Exercise instructions:
Extract every record, keeping each one exactly as it is.

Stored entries
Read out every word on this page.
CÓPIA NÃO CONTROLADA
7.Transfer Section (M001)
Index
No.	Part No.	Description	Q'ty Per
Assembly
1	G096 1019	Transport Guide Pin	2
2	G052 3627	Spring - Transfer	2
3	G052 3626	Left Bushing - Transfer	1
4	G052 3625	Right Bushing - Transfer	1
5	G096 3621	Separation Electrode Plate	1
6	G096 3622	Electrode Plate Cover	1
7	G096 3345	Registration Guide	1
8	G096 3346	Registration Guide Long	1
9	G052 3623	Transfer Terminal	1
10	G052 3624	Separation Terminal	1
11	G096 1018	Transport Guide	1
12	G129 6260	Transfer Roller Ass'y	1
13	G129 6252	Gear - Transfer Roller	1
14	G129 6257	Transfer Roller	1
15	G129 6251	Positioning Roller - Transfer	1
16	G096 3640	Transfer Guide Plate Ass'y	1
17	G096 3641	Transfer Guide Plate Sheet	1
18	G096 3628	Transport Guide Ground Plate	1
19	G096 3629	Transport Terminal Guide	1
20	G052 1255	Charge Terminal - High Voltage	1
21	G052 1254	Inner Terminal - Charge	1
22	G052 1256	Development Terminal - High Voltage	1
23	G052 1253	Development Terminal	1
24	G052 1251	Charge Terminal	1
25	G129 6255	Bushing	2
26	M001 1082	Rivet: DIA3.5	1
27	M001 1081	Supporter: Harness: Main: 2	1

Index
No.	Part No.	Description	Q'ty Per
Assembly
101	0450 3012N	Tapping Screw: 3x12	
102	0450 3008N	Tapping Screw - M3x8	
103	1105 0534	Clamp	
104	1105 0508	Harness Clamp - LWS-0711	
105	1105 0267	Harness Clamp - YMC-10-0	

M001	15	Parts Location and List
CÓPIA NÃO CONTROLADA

Exercise output:
Read out every word on this page.
CÓPIA NÃO CONTROLADA
7.Transfer Section (M001)
Index
No.	Part No.	Description	Q'ty Per
Assembly
1	G096 1019	Transport Guide Pin	2
2	G052 3627	Spring - Transfer	2
3	G052 3626	Left Bushing - Transfer	1
4	G052 3625	Right Bushing - Transfer	1
5	G096 3621	Separation Electrode Plate	1
6	G096 3622	Electrode Plate Cover	1
7	G096 3345	Registration Guide	1
8	G096 3346	Registration Guide Long	1
9	G052 3623	Transfer Terminal	1
10	G052 3624	Separation Terminal	1
11	G096 1018	Transport Guide	1
12	G129 6260	Transfer Roller Ass'y	1
13	G129 6252	Gear - Transfer Roller	1
14	G129 6257	Transfer Roller	1
15	G129 6251	Positioning Roller - Transfer	1
16	G096 3640	Transfer Guide Plate Ass'y	1
17	G096 3641	Transfer Guide Plate Sheet	1
18	G096 3628	Transport Guide Ground Plate	1
19	G096 3629	Transport Terminal Guide	1
20	G052 1255	Charge Terminal - High Voltage	1
21	G052 1254	Inner Terminal - Charge	1
22	G052 1256	Development Terminal - High Voltage	1
23	G052 1253	Development Terminal	1
24	G052 1251	Charge Terminal	1
25	G129 6255	Bushing	2
26	M001 1082	Rivet: DIA3.5	1
27	M001 1081	Supporter: Harness: Main: 2	1

Index
No.	Part No.	Description	Q'ty Per
Assembly
101	0450 3012N	Tapping Screw: 3x12	
102	0450 3008N	Tapping Screw - M3x8	
103	1105 0534	Clamp	
104	1105 0508	Harness Clamp - LWS-0711	
105	1105 0267	Harness Clamp - YMC-10-0	

M001	15	Parts Location and List
CÓPIA NÃO CONTROLADA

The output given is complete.